Every line in the listing is to be echoed verbatim.

*SUPPLIED DATA*.
* begin *

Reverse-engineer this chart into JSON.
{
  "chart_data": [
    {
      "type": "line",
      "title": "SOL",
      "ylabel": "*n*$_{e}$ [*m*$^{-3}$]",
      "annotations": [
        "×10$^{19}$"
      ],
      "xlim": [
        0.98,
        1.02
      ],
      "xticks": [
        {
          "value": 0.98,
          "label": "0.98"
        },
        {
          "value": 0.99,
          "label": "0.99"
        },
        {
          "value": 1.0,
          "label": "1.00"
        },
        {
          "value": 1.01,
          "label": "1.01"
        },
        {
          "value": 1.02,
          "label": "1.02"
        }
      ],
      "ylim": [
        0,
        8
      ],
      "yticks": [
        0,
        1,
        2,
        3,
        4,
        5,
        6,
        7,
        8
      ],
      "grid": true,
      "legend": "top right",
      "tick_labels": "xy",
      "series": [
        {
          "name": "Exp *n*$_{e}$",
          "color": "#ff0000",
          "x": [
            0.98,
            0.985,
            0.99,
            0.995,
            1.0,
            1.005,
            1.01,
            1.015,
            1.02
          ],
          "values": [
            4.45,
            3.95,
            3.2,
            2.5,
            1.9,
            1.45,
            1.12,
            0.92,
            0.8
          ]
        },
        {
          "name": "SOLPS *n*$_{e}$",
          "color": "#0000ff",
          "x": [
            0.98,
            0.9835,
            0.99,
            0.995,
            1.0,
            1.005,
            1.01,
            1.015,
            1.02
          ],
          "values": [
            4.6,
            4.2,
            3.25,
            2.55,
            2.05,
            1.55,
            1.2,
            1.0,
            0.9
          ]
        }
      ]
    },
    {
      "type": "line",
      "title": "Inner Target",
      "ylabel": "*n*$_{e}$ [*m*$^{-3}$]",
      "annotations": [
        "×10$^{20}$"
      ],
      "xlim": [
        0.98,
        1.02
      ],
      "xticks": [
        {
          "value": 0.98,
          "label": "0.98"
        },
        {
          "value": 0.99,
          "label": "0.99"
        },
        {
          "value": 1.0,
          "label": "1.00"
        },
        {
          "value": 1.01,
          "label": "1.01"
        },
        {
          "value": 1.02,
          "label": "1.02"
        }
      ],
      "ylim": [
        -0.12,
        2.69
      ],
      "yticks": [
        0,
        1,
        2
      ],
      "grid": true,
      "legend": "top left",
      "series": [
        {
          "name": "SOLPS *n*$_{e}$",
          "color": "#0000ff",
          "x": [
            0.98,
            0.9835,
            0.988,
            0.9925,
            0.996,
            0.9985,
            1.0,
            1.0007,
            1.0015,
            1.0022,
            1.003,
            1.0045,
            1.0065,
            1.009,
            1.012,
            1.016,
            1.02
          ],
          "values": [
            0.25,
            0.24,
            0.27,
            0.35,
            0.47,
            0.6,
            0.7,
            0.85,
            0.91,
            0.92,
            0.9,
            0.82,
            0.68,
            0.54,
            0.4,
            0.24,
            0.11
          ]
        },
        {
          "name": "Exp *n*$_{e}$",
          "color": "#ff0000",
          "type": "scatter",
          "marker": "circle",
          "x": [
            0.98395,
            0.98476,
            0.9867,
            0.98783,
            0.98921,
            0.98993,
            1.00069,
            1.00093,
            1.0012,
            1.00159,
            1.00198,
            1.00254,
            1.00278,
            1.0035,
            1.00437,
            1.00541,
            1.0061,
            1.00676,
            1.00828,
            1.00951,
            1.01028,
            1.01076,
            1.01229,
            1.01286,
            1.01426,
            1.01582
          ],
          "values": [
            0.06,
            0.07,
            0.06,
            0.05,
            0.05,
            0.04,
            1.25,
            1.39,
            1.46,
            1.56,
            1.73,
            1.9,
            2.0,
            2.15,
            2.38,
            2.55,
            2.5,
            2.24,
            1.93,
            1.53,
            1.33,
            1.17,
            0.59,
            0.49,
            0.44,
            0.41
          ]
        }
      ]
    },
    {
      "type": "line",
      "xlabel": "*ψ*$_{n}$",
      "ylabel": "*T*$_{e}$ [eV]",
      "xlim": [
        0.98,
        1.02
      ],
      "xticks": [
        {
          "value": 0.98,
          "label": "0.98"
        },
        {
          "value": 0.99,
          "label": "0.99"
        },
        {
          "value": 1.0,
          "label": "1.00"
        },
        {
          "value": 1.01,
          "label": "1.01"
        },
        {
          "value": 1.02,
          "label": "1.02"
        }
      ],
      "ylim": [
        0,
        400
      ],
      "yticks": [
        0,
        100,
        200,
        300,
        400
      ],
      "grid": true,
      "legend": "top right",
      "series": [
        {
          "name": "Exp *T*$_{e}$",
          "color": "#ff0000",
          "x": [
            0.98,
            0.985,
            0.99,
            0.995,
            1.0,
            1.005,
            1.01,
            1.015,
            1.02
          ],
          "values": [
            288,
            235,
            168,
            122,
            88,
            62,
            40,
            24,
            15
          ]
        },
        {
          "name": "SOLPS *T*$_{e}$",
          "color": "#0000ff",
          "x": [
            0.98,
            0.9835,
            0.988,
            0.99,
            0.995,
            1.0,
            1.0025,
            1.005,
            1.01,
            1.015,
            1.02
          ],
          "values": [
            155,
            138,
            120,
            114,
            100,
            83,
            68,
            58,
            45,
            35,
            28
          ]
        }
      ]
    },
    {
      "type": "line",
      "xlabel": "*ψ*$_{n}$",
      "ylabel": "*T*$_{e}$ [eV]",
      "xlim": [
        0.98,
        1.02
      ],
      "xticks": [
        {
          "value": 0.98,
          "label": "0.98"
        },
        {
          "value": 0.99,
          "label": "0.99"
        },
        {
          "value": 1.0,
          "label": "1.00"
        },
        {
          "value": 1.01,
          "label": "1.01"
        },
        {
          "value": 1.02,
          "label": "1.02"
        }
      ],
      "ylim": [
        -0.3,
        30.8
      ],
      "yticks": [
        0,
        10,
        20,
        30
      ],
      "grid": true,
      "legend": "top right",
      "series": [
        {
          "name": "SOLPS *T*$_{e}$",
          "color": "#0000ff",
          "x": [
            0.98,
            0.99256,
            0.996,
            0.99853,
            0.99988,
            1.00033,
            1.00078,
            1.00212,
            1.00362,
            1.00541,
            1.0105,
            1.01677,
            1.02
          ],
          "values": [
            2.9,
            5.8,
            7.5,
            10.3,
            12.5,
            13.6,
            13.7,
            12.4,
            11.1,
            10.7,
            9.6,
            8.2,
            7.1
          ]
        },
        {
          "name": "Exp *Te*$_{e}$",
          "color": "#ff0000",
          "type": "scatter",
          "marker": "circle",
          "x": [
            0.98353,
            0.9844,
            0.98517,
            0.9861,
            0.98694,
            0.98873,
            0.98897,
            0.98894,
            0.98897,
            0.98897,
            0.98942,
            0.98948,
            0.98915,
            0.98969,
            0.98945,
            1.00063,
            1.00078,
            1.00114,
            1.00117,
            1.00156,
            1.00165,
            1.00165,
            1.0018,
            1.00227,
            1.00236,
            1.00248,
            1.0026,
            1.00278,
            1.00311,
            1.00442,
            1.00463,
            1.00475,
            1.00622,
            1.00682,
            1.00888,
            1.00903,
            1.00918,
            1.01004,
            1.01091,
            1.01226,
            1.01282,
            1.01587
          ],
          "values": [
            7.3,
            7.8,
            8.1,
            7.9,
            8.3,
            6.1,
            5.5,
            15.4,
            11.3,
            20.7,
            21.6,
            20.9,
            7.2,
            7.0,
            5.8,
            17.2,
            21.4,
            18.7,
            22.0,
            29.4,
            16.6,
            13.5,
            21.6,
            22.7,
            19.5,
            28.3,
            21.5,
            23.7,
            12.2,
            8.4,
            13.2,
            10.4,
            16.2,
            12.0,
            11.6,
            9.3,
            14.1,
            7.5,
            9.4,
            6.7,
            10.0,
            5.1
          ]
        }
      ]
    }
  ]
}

* end *

*THE OUTPUT*.
Reverse-engineer this chart into JSON.
{
  "chart_data": [
    {
      "type": "line",
      "title": "SOL",
      "ylabel": "*n*$_{e}$ [*m*$^{-3}$]",
      "annotations": [
        "×10$^{19}$"
      ],
      "xlim": [
        0.98,
        1.02
      ],
      "xticks": [
        {
          "value": 0.98,
          "label": "0.98"
        },
        {
          "value": 0.99,
          "label": "0.99"
        },
        {
          "value": 1.0,
          "label": "1.00"
        },
        {
          "value": 1.01,
          "label": "1.01"
        },
        {
          "value": 1.02,
          "label": "1.02"
        }
      ],
      "ylim": [
        0,
        8
      ],
      "yticks": [
        0,
        1,
        2,
        3,
        4,
        5,
        6,
        7,
        8
      ],
      "grid": true,
      "legend": "top right",
      "tick_labels": "xy",
      "series": [
        {
          "name": "Exp *n*$_{e}$",
          "color": "#ff0000",
          "x": [
            0.98,
            0.985,
            0.99,
            0.995,
            1.0,
            1.005,
            1.01,
            1.015,
            1.02
          ],
          "values": [
            4.45,
            3.95,
            3.2,
            2.5,
            1.9,
            1.45,
            1.12,
            0.92,
            0.8
          ]
        },
        {
          "name": "SOLPS *n*$_{e}$",
          "color": "#0000ff",
          "x": [
            0.98,
            0.9835,
            0.99,
            0.995,
            1.0,
            1.005,
            1.01,
            1.015,
            1.02
          ],
          "values": [
            4.6,
            4.2,
            3.25,
            2.55,
            2.05,
            1.55,
            1.2,
            1.0,
            0.9
          ]
        }
      ]
    },
    {
      "type": "line",
      "title": "Inner Target",
      "ylabel": "*n*$_{e}$ [*m*$^{-3}$]",
      "annotations": [
        "×10$^{20}$"
      ],
      "xlim": [
        0.98,
        1.02
      ],
      "xticks": [
        {
          "value": 0.98,
          "label": "0.98"
        },
        {
          "value": 0.99,
          "label": "0.99"
        },
        {
          "value": 1.0,
          "label": "1.00"
        },
        {
          "value": 1.01,
          "label": "1.01"
        },
        {
          "value": 1.02,
          "label": "1.02"
        }
      ],
      "ylim": [
        -0.12,
        2.69
      ],
      "yticks": [
        0,
        1,
        2
      ],
      "grid": true,
      "legend": "top left",
      "series": [
        {
          "name": "SOLPS *n*$_{e}$",
          "color": "#0000ff",
          "x": [
            0.98,
            0.9835,
            0.988,
            0.9925,
            0.996,
            0.9985,
            1.0,
            1.0007,
            1.0015,
            1.0022,
            1.003,
            1.0045,
            1.0065,
            1.009,
            1.012,
            1.016,
            1.02
          ],
          "values": [
            0.25,
            0.24,
            0.27,
            0.35,
            0.47,
            0.6,
            0.7,
            0.85,
            0.91,
            0.92,
            0.9,
            0.82,
            0.68,
            0.54,
            0.4,
            0.24,
            0.11
          ]
        },
        {
          "name": "Exp *n*$_{e}$",
          "color": "#ff0000",
          "type": "scatter",
          "marker": "circle",
          "x": [
            0.98395,
            0.98476,
            0.9867,
            0.98783,
            0.98921,
            0.98993,
            1.00069,
            1.00093,
            1.0012,
            1.00159,
            1.00198,
            1.00254,
            1.00278,
            1.0035,
            1.00437,
            1.00541,
            1.0061,
            1.00676,
            1.00828,
            1.00951,
            1.01028,
            1.01076,
            1.01229,
            1.01286,
            1.01426,
            1.01582
          ],
          "values": [
            0.06,
            0.07,
            0.06,
            0.05,
            0.05,
            0.04,
            1.25,
            1.39,
            1.46,
            1.56,
            1.73,
            1.9,
            2.0,
            2.15,
            2.38,
            2.55,
            2.5,
            2.24,
            1.93,
            1.53,
            1.33,
            1.17,
            0.59,
            0.49,
            0.44,
            0.41
          ]
        }
      ]
    },
    {
      "type": "line",
      "xlabel": "*ψ*$_{n}$",
      "ylabel": "*T*$_{e}$ [eV]",
      "xlim": [
        0.98,
        1.02
      ],
      "xticks": [
        {
          "value": 0.98,
          "label": "0.98"
        },
        {
          "value": 0.99,
          "label": "0.99"
        },
        {
          "value": 1.0,
          "label": "1.00"
        },
        {
          "value": 1.01,
          "label": "1.01"
        },
        {
          "value": 1.02,
          "label": "1.02"
        }
      ],
      "ylim": [
        0,
        400
      ],
      "yticks": [
        0,
        100,
        200,
        300,
        400
      ],
      "grid": true,
      "legend": "top right",
      "series": [
        {
          "name": "Exp *T*$_{e}$",
          "color": "#ff0000",
          "x": [
            0.98,
            0.985,
            0.99,
            0.995,
            1.0,
            1.005,
            1.01,
            1.015,
            1.02
          ],
          "values": [
            288,
            235,
            168,
            122,
            88,
            62,
            40,
            24,
            15
          ]
        },
        {
          "name": "SOLPS *T*$_{e}$",
          "color": "#0000ff",
          "x": [
            0.98,
            0.9835,
            0.988,
            0.99,
            0.995,
            1.0,
            1.0025,
            1.005,
            1.01,
            1.015,
            1.02
          ],
          "values": [
            155,
            138,
            120,
            114,
            100,
            83,
            68,
            58,
            45,
            35,
            28
          ]
        }
      ]
    },
    {
      "type": "line",
      "xlabel": "*ψ*$_{n}$",
      "ylabel": "*T*$_{e}$ [eV]",
      "xlim": [
        0.98,
        1.02
      ],
      "xticks": [
        {
          "value": 0.98,
          "label": "0.98"
        },
        {
          "value": 0.99,
          "label": "0.99"
        },
        {
          "value": 1.0,
          "label": "1.00"
        },
        {
          "value": 1.01,
          "label": "1.01"
        },
        {
          "value": 1.02,
          "label": "1.02"
        }
      ],
      "ylim": [
        -0.3,
        30.8
      ],
      "yticks": [
        0,
        10,
        20,
        30
      ],
      "grid": true,
      "legend": "top right",
      "series": [
        {
          "name": "SOLPS *T*$_{e}$",
          "color": "#0000ff",
          "x": [
            0.98,
            0.99256,
            0.996,
            0.99853,
            0.99988,
            1.00033,
            1.00078,
            1.00212,
            1.00362,
            1.00541,
            1.0105,
            1.01677,
            1.02
          ],
          "values": [
            2.9,
            5.8,
            7.5,
            10.3,
            12.5,
            13.6,
            13.7,
            12.4,
            11.1,
            10.7,
            9.6,
            8.2,
            7.1
          ]
        },
        {
          "name": "Exp *Te*$_{e}$",
          "color": "#ff0000",
          "type": "scatter",
          "marker": "circle",
          "x": [
            0.98353,
            0.9844,
            0.98517,
            0.9861,
            0.98694,
            0.98873,
            0.98897,
            0.98894,
            0.98897,
            0.98897,
            0.98942,
            0.98948,
            0.98915,
            0.98969,
            0.98945,
            1.00063,
            1.00078,
            1.00114,
            1.00117,
            1.00156,
            1.00165,
            1.00165,
            1.0018,
            1.00227,
            1.00236,
            1.00248,
            1.0026,
            1.00278,
            1.00311,
            1.00442,
            1.00463,
            1.00475,
            1.00622,
            1.00682,
            1.00888,
            1.00903,
            1.00918,
            1.01004,
            1.01091,
            1.01226,
            1.01282,
            1.01587
          ],
          "values": [
            7.3,
            7.8,
            8.1,
            7.9,
            8.3,
            6.1,
            5.5,
            15.4,
            11.3,
            20.7,
            21.6,
            20.9,
            7.2,
            7.0,
            5.8,
            17.2,
            21.4,
            18.7,
            22.0,
            29.4,
            16.6,
            13.5,
            21.6,
            22.7,
            19.5,
            28.3,
            21.5,
            23.7,
            12.2,
            8.4,
            13.2,
            10.4,
            16.2,
            12.0,
            11.6,
            9.3,
            14.1,
            7.5,
            9.4,
            6.7,
            10.0,
            5.1
          ]
        }
      ]
    }
  ]
}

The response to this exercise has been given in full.